**Data entries:**
◇ ◇ ◇
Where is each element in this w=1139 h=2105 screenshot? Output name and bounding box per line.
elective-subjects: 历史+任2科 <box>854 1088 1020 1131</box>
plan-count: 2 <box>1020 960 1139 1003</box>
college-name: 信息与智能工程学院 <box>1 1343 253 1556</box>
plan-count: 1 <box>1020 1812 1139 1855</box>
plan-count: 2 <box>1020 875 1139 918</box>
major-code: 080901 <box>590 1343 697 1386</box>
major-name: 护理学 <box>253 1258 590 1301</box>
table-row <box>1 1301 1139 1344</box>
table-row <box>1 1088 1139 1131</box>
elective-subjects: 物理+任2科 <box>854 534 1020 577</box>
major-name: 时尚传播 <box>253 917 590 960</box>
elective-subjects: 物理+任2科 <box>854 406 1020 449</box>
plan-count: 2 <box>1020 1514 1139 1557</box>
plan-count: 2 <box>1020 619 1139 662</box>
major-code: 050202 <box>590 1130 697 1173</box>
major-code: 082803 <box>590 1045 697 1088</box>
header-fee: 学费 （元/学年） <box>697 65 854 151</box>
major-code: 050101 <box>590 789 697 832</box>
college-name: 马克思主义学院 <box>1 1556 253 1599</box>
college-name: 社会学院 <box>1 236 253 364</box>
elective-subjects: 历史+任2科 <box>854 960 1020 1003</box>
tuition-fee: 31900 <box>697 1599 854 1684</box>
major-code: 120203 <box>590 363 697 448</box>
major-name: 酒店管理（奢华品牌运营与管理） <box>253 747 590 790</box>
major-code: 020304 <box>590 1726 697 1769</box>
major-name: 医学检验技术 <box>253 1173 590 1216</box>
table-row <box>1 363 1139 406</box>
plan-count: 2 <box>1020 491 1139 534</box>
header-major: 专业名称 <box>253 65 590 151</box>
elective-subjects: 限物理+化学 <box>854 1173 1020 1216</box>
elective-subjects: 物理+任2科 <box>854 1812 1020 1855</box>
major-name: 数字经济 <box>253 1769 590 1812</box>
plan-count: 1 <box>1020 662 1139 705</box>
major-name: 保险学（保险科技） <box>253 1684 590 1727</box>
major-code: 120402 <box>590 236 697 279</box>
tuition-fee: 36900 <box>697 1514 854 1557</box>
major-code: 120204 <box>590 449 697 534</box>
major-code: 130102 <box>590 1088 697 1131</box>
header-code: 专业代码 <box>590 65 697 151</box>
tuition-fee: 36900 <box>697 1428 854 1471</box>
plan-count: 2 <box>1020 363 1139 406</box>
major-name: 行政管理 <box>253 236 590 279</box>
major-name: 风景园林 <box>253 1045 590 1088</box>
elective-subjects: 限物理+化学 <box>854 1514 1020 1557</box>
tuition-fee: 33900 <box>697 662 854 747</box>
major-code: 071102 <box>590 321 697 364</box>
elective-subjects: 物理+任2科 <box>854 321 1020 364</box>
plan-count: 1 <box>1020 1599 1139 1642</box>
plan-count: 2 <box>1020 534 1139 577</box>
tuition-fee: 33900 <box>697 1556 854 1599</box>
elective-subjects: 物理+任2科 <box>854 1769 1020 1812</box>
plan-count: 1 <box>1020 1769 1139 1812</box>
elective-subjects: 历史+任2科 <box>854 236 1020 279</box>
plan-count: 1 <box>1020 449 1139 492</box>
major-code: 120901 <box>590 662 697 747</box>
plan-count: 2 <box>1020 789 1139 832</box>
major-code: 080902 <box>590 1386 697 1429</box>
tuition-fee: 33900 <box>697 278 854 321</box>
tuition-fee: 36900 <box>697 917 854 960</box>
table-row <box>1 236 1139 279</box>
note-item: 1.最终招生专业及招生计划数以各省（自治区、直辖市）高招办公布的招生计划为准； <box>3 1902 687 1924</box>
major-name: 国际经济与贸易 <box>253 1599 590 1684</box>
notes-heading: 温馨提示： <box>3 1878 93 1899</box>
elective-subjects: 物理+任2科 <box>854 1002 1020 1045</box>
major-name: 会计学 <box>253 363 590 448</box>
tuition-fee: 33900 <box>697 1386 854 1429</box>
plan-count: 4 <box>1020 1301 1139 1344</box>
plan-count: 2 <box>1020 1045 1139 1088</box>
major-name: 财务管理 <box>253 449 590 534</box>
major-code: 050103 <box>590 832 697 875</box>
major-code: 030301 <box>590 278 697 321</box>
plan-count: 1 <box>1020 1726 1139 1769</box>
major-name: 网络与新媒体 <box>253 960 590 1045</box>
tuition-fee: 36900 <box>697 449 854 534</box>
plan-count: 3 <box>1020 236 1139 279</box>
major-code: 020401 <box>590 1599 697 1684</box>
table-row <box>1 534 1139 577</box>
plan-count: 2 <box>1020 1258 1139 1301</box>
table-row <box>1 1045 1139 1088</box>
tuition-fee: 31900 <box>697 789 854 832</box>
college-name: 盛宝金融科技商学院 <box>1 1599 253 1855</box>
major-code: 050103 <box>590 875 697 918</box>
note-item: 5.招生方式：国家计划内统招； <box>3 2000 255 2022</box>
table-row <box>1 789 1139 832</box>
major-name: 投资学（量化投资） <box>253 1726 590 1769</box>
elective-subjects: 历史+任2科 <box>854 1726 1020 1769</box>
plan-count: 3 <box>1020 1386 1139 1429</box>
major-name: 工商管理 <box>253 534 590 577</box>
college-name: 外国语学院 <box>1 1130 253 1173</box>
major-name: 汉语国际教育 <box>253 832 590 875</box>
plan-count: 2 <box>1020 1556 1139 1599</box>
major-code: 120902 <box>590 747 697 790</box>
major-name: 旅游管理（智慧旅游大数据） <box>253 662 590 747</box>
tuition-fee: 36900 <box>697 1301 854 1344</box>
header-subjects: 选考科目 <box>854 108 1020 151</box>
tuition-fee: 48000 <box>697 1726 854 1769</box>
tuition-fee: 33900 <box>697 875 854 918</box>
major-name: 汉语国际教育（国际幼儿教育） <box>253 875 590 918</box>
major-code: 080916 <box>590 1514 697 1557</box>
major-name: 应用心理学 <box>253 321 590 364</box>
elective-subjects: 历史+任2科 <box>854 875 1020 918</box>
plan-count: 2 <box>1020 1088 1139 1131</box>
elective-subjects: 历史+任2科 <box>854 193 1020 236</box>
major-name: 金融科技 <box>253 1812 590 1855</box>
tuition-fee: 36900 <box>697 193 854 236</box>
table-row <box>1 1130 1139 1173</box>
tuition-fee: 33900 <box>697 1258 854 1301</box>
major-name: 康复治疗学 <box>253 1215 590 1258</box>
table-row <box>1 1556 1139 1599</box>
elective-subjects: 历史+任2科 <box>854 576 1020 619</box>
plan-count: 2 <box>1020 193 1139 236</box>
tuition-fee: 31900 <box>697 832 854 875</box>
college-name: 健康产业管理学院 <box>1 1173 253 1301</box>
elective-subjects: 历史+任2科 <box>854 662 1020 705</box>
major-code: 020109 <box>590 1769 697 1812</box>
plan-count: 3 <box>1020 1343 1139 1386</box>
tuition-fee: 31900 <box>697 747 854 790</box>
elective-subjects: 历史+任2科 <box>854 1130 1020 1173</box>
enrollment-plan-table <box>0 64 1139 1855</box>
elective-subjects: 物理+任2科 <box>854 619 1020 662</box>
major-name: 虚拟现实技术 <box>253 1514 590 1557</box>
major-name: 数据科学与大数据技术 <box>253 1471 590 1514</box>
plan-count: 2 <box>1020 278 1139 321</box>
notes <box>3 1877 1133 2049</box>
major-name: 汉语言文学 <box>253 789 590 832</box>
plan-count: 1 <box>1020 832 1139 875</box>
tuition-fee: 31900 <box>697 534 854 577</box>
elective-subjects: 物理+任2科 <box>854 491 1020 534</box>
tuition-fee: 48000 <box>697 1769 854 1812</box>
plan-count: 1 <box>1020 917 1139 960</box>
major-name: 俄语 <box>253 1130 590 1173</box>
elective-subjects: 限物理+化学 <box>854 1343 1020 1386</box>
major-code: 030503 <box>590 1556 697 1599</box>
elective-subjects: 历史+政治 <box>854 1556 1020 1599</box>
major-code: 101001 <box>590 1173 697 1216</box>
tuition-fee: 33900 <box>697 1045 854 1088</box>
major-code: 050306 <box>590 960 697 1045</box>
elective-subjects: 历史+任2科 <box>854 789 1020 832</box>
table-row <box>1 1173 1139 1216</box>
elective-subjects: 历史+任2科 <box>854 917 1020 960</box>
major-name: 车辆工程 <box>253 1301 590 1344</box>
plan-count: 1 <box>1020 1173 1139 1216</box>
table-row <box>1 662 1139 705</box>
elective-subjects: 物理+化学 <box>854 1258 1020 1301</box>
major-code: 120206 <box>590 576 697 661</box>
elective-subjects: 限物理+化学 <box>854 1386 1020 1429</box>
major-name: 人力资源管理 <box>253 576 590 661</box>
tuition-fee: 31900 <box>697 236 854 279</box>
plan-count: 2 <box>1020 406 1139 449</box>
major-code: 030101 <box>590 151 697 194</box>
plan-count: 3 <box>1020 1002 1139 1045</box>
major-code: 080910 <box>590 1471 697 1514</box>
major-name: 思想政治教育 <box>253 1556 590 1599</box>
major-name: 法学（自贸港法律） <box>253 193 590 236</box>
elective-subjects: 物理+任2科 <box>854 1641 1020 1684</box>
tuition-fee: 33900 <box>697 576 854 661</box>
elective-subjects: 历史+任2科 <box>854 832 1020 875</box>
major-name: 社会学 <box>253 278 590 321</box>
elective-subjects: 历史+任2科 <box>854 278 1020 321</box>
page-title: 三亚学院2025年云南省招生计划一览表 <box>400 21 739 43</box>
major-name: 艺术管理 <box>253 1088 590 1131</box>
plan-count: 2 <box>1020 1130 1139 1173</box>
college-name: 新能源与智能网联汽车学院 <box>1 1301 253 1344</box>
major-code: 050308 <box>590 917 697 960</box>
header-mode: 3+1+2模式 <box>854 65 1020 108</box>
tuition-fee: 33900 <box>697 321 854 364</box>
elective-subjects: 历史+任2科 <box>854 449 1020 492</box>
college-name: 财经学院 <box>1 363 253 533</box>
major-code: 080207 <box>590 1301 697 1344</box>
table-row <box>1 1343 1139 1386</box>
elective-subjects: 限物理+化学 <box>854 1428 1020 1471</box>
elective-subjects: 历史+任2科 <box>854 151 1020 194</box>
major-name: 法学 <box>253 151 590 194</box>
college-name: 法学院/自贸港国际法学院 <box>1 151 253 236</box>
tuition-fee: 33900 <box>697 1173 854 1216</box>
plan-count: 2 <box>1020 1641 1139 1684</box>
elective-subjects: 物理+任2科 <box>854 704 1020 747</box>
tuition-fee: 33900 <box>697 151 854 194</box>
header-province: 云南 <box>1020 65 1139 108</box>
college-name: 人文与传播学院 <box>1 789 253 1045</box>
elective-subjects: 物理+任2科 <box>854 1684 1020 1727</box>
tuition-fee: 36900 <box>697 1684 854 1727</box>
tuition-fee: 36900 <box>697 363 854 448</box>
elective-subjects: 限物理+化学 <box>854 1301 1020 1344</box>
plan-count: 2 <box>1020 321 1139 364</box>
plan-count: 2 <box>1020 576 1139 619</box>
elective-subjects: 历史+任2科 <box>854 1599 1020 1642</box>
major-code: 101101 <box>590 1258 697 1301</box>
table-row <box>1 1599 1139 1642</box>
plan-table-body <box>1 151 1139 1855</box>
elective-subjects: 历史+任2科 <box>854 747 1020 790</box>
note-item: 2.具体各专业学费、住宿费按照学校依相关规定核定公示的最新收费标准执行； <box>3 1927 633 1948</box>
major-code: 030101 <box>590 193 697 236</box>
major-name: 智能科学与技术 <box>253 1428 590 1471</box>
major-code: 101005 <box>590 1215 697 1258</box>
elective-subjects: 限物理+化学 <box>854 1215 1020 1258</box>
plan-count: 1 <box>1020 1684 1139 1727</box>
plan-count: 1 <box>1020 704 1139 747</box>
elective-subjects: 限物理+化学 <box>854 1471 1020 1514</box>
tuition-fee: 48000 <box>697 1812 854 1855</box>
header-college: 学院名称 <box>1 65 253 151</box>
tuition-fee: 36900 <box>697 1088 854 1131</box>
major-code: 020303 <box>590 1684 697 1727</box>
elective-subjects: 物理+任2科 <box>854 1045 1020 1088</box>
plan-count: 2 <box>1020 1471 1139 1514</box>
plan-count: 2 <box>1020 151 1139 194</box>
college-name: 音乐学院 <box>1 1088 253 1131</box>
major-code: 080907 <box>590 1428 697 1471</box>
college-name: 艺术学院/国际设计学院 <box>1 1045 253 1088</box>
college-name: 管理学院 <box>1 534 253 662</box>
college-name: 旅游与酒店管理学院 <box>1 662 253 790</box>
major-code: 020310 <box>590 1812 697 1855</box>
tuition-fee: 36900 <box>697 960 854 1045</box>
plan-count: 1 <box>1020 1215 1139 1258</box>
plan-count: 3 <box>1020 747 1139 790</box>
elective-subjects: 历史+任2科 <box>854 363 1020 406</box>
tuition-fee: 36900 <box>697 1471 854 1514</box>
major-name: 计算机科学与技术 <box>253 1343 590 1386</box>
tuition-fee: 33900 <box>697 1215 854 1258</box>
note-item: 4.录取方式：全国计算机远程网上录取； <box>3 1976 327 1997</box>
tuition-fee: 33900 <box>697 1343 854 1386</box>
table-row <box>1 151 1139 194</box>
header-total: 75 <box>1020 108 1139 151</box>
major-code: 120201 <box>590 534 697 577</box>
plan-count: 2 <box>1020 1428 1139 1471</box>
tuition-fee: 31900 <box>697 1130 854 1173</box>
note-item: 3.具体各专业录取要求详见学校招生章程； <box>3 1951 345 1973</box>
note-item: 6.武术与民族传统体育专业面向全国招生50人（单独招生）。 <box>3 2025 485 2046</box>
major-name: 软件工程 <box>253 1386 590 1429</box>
◇ ◇ ◇
**Work to be completed:**
Reproduce the lines from the start of the records through the line that contains "major-code: 080901 <box>590", with both ends included.

**Exercise response:**
Where is each element in this w=1139 h=2105 screenshot? Output name and bounding box per line.
elective-subjects: 历史+任2科 <box>854 1088 1020 1131</box>
plan-count: 2 <box>1020 960 1139 1003</box>
college-name: 信息与智能工程学院 <box>1 1343 253 1556</box>
plan-count: 1 <box>1020 1812 1139 1855</box>
plan-count: 2 <box>1020 875 1139 918</box>
major-code: 080901 <box>590 1343 697 1386</box>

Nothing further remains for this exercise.